[Data records]
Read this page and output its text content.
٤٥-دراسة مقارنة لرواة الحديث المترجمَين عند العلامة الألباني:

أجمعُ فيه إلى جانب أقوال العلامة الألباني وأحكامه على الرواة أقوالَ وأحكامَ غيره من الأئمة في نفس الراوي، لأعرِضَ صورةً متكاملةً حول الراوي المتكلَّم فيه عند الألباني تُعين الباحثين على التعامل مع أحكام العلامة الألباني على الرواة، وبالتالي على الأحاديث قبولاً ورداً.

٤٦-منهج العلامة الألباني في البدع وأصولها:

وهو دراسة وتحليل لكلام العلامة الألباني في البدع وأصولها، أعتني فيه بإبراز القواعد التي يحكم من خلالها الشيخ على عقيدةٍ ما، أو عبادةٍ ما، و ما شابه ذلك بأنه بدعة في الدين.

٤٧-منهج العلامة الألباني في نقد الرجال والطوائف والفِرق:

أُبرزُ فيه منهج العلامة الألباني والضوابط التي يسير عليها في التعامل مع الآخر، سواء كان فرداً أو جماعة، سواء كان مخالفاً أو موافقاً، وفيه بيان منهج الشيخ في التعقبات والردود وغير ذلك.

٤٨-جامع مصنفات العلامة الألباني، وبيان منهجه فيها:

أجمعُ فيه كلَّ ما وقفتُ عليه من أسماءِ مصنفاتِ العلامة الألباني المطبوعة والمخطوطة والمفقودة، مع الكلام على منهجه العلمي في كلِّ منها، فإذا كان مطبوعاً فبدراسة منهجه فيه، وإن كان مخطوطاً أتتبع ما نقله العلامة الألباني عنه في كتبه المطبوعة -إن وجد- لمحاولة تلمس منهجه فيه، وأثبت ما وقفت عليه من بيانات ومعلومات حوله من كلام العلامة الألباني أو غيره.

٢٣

#### DESCRIPTION OF THE TASK
Output all of the material, please, exactly as it stands.

#### THE RESULT
Read this page and output its text content.
٤٥-دراسة مقارنة لرواة الحديث المترجمَين عند العلامة الألباني:

أجمعُ فيه إلى جانب أقوال العلامة الألباني وأحكامه على الرواة أقوالَ وأحكامَ غيره من الأئمة في نفس الراوي، لأعرِضَ صورةً متكاملةً حول الراوي المتكلَّم فيه عند الألباني تُعين الباحثين على التعامل مع أحكام العلامة الألباني على الرواة، وبالتالي على الأحاديث قبولاً ورداً.

٤٦-منهج العلامة الألباني في البدع وأصولها:

وهو دراسة وتحليل لكلام العلامة الألباني في البدع وأصولها، أعتني فيه بإبراز القواعد التي يحكم من خلالها الشيخ على عقيدةٍ ما، أو عبادةٍ ما، و ما شابه ذلك بأنه بدعة في الدين.

٤٧-منهج العلامة الألباني في نقد الرجال والطوائف والفِرق:

أُبرزُ فيه منهج العلامة الألباني والضوابط التي يسير عليها في التعامل مع الآخر، سواء كان فرداً أو جماعة، سواء كان مخالفاً أو موافقاً، وفيه بيان منهج الشيخ في التعقبات والردود وغير ذلك.

٤٨-جامع مصنفات العلامة الألباني، وبيان منهجه فيها:

أجمعُ فيه كلَّ ما وقفتُ عليه من أسماءِ مصنفاتِ العلامة الألباني المطبوعة والمخطوطة والمفقودة، مع الكلام على منهجه العلمي في كلِّ منها، فإذا كان مطبوعاً فبدراسة منهجه فيه، وإن كان مخطوطاً أتتبع ما نقله العلامة الألباني عنه في كتبه المطبوعة -إن وجد- لمحاولة تلمس منهجه فيه، وأثبت ما وقفت عليه من بيانات ومعلومات حوله من كلام العلامة الألباني أو غيره.

٢٣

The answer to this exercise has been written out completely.